GIVEN EXERCISE —
Locate all lines with the word "包你奖后付款" and copy them out.

___

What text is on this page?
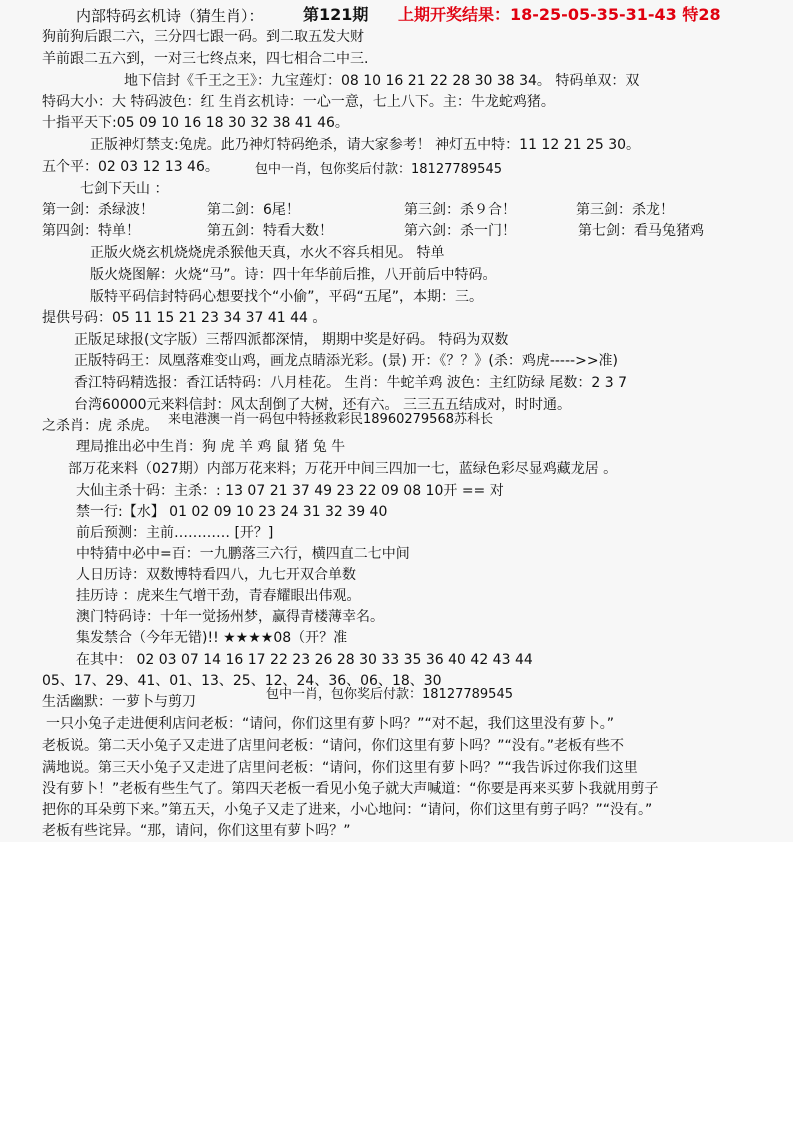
内部特码玄机诗（猜生肖）： 第121期 上期开奖结果：18-25-05-35-31-43 特28
狗前狗后跟二六，三分四七跟一码。到二取五发大财
羊前跟二五六到，一对三七终点来，四七相合二中三.
地下信封《千王之王》：九宝莲灯：08 10 16 21 22 28 30 38 34。 特码单双：双
特码大小：大 特码波色：红 生肖玄机诗：一心一意，七上八下。主：牛龙蛇鸡猪。
十指平天下:05 09 10 16 18 30 32 38 41 46。
正版神灯禁支:兔虎。此乃神灯特码绝杀，请大家参考！ 神灯五中特：11 12 21 25 30。
五个平：02 03 12 13 46。	包中一肖，包你奖后付款：18127789545
七剑下天山 ：
第一剑：杀绿波！	第二剑：6尾！	第三剑：杀９合！	第三剑：杀龙！
第四剑：特单！	第五剑：特看大数！	第六剑：杀一门！	第七剑：看马兔猪鸡
正版火烧玄机烧烧虎杀猴他天真，水火不容兵相见。 特单
版火烧图解：火烧“马”。诗：四十年华前后推，八开前后中特码。
版特平码信封特码心想要找个“小偷”，平码“五尾”，本期：三。
提供号码：05 11 15 21 23 34 37 41 44 。
正版足球报(文字版）三帮四派都深情， 期期中奖是好码。 特码为双数
正版特码王：凤凰落难变山鸡，画龙点睛添光彩。(景) 开：《？？》(杀：鸡虎----->>准)
香江特码精选报：香江话特码：八月桂花。 生肖：牛蛇羊鸡 波色：主红防绿 尾数：2 3 7
台湾60000元来料信封：风太刮倒了大树，还有六。 三三五五结成对，时时通。
来电港澳一肖一码包中特拯救彩民18960279568苏科长
之杀肖：虎 杀虎。
理局推出必中生肖：狗 虎 羊 鸡 鼠 猪 兔 牛
部万花来料（027期）内部万花来料；万花开中间三四加一七，蓝绿色彩尽显鸡藏龙居 。
大仙主杀十码：主杀：: 13 07 21 37 49 23 22 09 08 10开 == 对
禁一行:【水】 01 02 09 10 23 24 31 32 39 40
前后预测：主前………… [开？]
中特猜中必中=百：一九鹏落三六行，横四直二七中间
人日历诗：双数博特看四八，九七开双合单数
挂历诗 ：虎来生气增干劲，青春耀眼出伟观。
澳门特码诗：十年一觉扬州梦，赢得青楼薄幸名。
集发禁合（今年无错)!! ★★★★08（开？准
在其中： 02 03 07 14 16 17 22 23 26 28 30 33 35 36 40 42 43 44
05、17、29、41、01、13、25、12、24、36、06、18、30
生活幽默：一萝卜与剪刀	包中一肖，包你奖后付款：18127789545
一只小兔子走进便利店问老板：“请问，你们这里有萝卜吗？”“对不起，我们这里没有萝卜。”
老板说。第二天小兔子又走进了店里问老板：“请问，你们这里有萝卜吗？”“没有。”老板有些不
满地说。第三天小兔子又走进了店里问老板：“请问，你们这里有萝卜吗？”“我告诉过你我们这里
没有萝卜！”老板有些生气了。第四天老板一看见小兔子就大声喊道：“你要是再来买萝卜我就用剪子
把你的耳朵剪下来。”第五天，小兔子又走了进来，小心地问：“请问，你们这里有剪子吗？”“没有。”
老板有些诧异。“那，请问，你们这里有萝卜吗？”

___

SOLVED PROBLEM —
五个平：02 03 12 13 46。	包中一肖，包你奖后付款：18127789545
生活幽默：一萝卜与剪刀	包中一肖，包你奖后付款：18127789545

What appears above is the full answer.